• [PROVIDED MATERIAL]
►
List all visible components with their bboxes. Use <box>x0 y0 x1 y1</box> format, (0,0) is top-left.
◄
►
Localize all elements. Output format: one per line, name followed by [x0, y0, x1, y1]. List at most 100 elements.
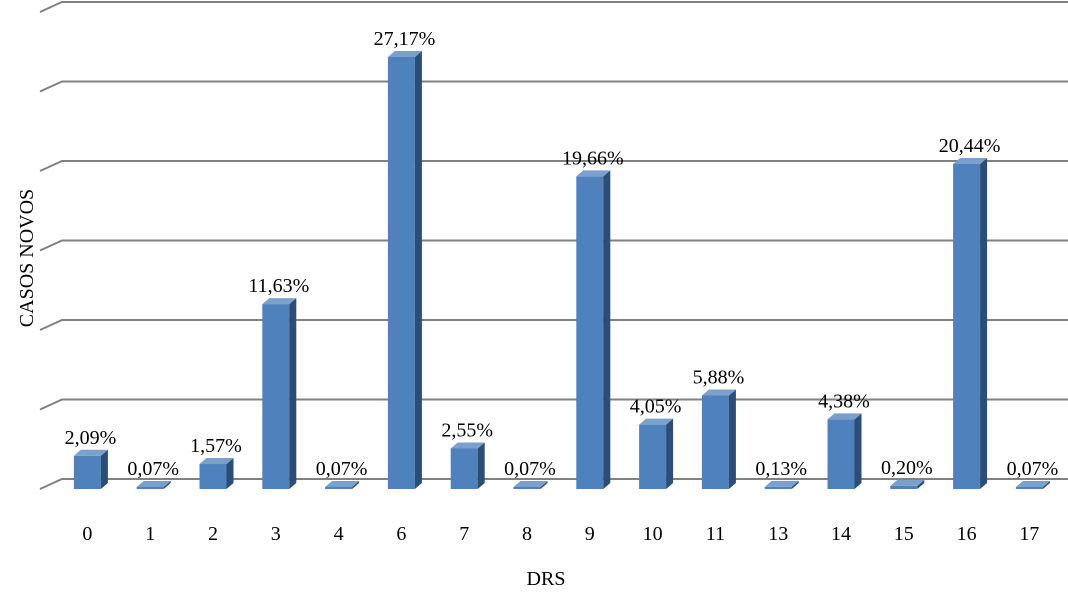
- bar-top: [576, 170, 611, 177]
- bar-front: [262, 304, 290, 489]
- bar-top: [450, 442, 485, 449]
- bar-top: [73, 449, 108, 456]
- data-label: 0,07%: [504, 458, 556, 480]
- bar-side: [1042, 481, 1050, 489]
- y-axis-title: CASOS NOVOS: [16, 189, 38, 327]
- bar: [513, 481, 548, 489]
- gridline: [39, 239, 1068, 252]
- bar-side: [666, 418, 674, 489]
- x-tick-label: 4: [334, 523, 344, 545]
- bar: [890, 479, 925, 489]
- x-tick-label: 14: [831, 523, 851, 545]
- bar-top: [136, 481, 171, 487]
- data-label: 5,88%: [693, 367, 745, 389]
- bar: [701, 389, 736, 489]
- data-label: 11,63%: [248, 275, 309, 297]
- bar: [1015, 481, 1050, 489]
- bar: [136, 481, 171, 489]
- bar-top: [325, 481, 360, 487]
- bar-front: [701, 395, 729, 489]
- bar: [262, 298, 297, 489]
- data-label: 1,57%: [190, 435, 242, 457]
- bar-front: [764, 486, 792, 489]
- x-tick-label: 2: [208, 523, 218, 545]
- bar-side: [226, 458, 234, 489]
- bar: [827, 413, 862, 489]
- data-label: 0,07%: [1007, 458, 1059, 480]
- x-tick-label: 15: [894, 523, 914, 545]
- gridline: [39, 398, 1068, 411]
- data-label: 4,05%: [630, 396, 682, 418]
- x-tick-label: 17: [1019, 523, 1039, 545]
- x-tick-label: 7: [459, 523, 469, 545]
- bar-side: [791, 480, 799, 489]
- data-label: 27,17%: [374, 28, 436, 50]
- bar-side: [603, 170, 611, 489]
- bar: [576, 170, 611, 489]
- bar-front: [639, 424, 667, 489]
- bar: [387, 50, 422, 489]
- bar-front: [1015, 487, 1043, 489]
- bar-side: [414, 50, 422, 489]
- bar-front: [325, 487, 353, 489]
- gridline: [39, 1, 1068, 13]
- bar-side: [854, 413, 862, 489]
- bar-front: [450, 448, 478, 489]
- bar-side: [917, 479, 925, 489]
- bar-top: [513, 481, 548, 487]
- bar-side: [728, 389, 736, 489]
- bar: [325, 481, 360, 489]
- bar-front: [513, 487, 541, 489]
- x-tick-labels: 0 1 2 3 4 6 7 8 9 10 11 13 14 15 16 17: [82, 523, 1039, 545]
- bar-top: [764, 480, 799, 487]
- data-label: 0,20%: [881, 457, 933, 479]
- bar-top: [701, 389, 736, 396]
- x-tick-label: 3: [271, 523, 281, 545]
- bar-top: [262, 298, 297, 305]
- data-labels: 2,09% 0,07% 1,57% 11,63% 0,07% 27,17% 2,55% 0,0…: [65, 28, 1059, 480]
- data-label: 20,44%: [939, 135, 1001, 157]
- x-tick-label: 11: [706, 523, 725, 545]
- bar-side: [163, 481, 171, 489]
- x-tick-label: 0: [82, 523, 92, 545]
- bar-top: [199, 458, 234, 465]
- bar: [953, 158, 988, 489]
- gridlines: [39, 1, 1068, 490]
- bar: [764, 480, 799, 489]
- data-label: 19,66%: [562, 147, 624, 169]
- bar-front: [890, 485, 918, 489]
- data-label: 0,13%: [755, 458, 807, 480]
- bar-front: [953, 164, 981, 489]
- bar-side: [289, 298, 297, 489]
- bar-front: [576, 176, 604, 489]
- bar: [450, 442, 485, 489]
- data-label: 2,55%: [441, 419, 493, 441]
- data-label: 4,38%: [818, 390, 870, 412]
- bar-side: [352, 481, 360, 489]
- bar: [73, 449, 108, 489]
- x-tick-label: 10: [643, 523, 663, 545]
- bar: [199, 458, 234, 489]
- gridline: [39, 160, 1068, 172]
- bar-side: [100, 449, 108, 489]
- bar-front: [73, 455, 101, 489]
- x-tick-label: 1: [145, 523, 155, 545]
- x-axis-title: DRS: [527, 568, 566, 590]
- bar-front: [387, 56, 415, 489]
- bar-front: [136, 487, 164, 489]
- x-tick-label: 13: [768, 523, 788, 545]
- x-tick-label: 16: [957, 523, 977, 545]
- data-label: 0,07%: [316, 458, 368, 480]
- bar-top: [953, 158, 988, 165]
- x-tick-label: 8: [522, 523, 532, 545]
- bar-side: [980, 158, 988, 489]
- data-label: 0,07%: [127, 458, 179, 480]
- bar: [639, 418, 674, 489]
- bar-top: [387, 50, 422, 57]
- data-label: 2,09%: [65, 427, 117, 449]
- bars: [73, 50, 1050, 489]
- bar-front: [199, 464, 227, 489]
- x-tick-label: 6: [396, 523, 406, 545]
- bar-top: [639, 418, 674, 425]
◄
►
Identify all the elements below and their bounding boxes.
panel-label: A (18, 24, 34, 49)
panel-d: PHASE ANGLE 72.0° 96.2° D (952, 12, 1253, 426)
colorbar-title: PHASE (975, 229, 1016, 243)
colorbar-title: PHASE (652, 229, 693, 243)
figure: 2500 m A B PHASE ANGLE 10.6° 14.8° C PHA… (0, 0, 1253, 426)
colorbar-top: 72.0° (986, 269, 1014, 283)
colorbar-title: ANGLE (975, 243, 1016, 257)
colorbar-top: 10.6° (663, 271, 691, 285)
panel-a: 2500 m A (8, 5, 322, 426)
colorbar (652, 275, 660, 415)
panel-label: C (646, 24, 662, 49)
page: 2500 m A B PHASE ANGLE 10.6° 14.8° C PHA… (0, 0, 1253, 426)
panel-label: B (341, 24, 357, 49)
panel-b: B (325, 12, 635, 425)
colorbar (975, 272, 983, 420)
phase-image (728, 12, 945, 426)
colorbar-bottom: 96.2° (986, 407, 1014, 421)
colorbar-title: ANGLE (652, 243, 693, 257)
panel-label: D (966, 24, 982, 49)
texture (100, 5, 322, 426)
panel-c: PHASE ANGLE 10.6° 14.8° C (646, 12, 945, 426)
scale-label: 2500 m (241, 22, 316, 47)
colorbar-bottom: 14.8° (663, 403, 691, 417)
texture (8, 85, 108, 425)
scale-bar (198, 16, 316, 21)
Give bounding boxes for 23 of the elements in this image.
◄
• [THE PROBLEM]
Identify every line of the items above that contains the string "title", and copy each of those lines.

• [FULL RESPONSE]
- y-axis-title: CASOS NOVOS: [16, 189, 38, 327]
- x-axis-title: DRS: [527, 568, 566, 590]
colorbar-title: PHASE (975, 229, 1016, 243)
colorbar-title: PHASE (652, 229, 693, 243)
colorbar-title: ANGLE (975, 243, 1016, 257)
colorbar-title: ANGLE (652, 243, 693, 257)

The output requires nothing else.